WORK TO BE COMPLETED:
Where a line holds the word "text", copy that line.

[Part of a data file]
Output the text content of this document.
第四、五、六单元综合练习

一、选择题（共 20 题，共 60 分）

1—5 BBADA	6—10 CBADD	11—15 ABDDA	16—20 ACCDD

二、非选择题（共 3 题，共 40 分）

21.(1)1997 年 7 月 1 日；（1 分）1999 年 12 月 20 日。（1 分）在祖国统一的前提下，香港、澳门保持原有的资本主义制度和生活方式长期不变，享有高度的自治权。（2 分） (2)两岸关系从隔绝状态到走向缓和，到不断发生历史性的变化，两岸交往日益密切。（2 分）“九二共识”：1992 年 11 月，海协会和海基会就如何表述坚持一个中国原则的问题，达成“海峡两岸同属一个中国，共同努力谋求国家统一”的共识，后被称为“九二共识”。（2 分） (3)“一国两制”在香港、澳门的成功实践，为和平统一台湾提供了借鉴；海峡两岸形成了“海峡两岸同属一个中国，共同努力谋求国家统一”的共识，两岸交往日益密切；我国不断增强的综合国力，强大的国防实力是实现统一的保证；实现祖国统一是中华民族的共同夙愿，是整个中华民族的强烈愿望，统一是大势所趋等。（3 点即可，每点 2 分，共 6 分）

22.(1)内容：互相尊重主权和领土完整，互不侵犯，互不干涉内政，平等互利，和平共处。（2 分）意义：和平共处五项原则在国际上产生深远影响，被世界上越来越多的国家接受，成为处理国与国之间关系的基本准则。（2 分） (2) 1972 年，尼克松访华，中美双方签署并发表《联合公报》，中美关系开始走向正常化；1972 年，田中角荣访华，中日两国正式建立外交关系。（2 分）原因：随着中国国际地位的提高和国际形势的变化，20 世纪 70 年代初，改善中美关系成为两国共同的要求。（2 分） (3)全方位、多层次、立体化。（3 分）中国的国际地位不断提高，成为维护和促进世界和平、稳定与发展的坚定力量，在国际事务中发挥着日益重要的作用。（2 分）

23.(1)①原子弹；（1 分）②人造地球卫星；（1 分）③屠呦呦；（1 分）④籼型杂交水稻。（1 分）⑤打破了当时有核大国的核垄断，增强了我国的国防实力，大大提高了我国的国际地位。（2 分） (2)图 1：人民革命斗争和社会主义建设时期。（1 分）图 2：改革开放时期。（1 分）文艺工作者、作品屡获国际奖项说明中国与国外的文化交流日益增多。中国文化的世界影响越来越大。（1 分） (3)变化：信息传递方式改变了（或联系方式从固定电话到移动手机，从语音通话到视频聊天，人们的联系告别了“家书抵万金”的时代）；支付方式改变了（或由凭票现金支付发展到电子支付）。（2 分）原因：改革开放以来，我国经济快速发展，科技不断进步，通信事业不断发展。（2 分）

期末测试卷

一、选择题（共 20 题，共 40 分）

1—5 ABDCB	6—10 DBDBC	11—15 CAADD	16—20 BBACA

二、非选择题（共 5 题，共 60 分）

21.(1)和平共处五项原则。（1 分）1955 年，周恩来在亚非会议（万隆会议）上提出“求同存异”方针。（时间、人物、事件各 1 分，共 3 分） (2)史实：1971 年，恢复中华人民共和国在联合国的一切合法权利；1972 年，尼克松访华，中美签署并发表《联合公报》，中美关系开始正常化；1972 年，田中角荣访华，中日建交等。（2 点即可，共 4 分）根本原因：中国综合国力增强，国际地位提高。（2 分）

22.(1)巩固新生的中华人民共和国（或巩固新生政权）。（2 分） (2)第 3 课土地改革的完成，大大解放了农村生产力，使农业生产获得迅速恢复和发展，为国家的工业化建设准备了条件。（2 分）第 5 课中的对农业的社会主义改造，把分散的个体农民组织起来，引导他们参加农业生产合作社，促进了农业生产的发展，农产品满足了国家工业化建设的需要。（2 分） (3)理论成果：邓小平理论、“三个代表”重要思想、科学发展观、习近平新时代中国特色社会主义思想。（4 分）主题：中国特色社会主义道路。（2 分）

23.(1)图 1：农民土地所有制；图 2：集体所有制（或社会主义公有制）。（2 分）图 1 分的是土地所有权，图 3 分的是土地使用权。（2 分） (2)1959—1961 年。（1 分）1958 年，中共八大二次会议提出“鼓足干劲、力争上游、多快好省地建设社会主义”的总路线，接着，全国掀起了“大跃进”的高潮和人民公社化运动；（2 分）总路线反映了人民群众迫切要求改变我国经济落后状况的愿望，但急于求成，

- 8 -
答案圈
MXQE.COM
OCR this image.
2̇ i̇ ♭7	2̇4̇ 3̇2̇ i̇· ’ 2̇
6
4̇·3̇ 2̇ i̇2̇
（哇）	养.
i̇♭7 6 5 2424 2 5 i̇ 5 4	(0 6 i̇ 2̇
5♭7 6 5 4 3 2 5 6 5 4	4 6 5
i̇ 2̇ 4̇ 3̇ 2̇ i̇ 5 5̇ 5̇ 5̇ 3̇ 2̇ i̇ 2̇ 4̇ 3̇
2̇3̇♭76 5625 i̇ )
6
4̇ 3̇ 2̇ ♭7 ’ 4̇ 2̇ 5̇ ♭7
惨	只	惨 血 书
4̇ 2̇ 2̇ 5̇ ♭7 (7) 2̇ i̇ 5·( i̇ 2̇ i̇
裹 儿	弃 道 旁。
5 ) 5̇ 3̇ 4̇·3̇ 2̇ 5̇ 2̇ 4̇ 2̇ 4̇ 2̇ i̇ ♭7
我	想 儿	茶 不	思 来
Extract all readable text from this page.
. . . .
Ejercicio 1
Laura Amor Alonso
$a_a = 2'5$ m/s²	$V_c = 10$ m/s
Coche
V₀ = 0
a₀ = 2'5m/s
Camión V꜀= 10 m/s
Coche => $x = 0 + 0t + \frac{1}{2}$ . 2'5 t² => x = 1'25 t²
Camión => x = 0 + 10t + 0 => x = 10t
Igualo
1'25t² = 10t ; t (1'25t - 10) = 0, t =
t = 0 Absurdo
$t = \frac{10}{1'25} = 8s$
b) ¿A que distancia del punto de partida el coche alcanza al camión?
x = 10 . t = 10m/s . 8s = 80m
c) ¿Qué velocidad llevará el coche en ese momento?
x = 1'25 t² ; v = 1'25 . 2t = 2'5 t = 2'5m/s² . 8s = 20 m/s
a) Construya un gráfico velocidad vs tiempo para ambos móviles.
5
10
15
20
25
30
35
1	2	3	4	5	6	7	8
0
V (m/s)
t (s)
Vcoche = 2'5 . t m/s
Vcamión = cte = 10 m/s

EXERCISE ANSWER:
Output the text content of this document.
Extract all readable text from this page.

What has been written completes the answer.